▶ **Text excerpt**

# Long 2460 3 point hitch won’t go up all the way.



## Stuart1 (Oct 21, 2018)

I have a 1990’s Long 2460 tractor. It seems to be a pretty rare model. The 3 pt hitch moves up a total of maybe 10 inches. However, to move it up, I have to position the lever at the top and lower it to the middle. If i move the lever all the way to the top the 3pt drops to the ground. If I move the lever to the bottom the hitch drops to the ground. For the top connection on the hitch, there is a hydraulic that operates it that works fine. Is my fluid low? The dipstick is confusing as it has 4 marks on it. 2 on one side and 2 on the other. None of the marks line up. I have always filled the fluid to the middle of the 4 marks. Could my issue be low trans fluid? The pictures are of both sides of the dipstick.

Thanks for the help!


----------



## RC Wells (Dec 26, 2008)

You need to start with your Operator's Manual, and read the section on the three point controls. It sounds as if the draft control is improperly set, but the manual will describe how to set that.

Then refer to the Service Manual for how to check the fluid level. I know they take 5.25 US gallons of fluid without a loader, but would need the manuals to know status of measurement with the stick.


----------



## Stuart1 (Oct 21, 2018)

I have the owners manual. It doesn’t go into specifics with the marks on the dip stick and the level fluid should be on it. I just moved into my house so I’m not sure where the manual is. But it pretty much says “check the dipstick for the fluid level.” I’ll take a look again at that section. I have not been able to locate a service manual. Its difficult to find anything for this tractor. I see plenty of 460 and 2360 models.

▶ **Stated exercise**
Copy the forum thread about the Long 2460 hitch word for word, starting at "# Long 2460" and ending at "for the help!". The rows that come next have nothing to do with any of this.

▶ **Data shown**
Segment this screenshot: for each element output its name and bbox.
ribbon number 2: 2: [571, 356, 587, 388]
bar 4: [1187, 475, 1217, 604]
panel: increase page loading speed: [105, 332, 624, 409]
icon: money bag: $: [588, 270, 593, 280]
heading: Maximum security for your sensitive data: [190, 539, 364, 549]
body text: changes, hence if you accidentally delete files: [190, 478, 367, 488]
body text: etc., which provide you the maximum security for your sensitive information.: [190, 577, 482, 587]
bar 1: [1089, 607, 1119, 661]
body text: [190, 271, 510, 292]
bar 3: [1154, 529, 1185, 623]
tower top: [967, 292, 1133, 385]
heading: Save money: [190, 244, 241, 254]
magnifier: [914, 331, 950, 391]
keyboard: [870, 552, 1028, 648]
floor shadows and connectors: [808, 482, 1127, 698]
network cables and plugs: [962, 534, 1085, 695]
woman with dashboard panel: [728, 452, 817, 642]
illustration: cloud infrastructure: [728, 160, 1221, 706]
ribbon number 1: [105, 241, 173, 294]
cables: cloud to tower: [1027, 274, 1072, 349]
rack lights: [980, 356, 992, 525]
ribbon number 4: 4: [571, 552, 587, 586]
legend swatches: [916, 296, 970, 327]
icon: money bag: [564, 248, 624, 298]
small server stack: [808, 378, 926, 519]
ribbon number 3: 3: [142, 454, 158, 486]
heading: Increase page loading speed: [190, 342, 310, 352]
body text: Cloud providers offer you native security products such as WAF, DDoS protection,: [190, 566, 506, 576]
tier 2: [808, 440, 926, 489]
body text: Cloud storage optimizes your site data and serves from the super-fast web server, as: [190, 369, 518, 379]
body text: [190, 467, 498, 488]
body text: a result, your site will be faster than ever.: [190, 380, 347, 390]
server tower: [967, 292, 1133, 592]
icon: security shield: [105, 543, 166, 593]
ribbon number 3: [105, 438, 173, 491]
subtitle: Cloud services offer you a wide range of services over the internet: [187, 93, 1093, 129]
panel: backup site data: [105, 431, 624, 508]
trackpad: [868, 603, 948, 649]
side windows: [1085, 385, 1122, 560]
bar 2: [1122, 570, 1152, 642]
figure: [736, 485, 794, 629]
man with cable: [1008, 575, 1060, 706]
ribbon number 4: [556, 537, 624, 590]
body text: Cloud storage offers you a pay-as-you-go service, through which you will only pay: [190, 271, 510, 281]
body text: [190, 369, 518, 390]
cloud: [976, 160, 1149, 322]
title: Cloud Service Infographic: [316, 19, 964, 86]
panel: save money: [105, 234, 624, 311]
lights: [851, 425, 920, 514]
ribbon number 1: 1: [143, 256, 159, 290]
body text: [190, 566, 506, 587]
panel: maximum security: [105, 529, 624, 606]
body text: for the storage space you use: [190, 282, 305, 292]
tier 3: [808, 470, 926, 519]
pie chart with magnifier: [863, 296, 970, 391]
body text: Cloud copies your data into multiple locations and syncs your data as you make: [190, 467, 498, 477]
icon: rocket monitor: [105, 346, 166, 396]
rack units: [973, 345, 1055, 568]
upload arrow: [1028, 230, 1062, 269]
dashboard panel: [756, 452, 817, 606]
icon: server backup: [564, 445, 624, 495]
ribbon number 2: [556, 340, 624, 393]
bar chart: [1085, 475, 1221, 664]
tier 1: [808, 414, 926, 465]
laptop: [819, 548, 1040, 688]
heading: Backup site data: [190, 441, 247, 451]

▶ **Written reply**
# Long 2460 3 point hitch won’t go up all the way.



## Stuart1 (Oct 21, 2018)

I have a 1990’s Long 2460 tractor. It seems to be a pretty rare model. The 3 pt hitch moves up a total of maybe 10 inches. However, to move it up, I have to position the lever at the top and lower it to the middle. If i move the lever all the way to the top the 3pt drops to the ground. If I move the lever to the bottom the hitch drops to the ground. For the top connection on the hitch, there is a hydraulic that operates it that works fine. Is my fluid low? The dipstick is confusing as it has 4 marks on it. 2 on one side and 2 on the other. None of the marks line up. I have always filled the fluid to the middle of the 4 marks. Could my issue be low trans fluid? The pictures are of both sides of the dipstick.

Thanks for the help!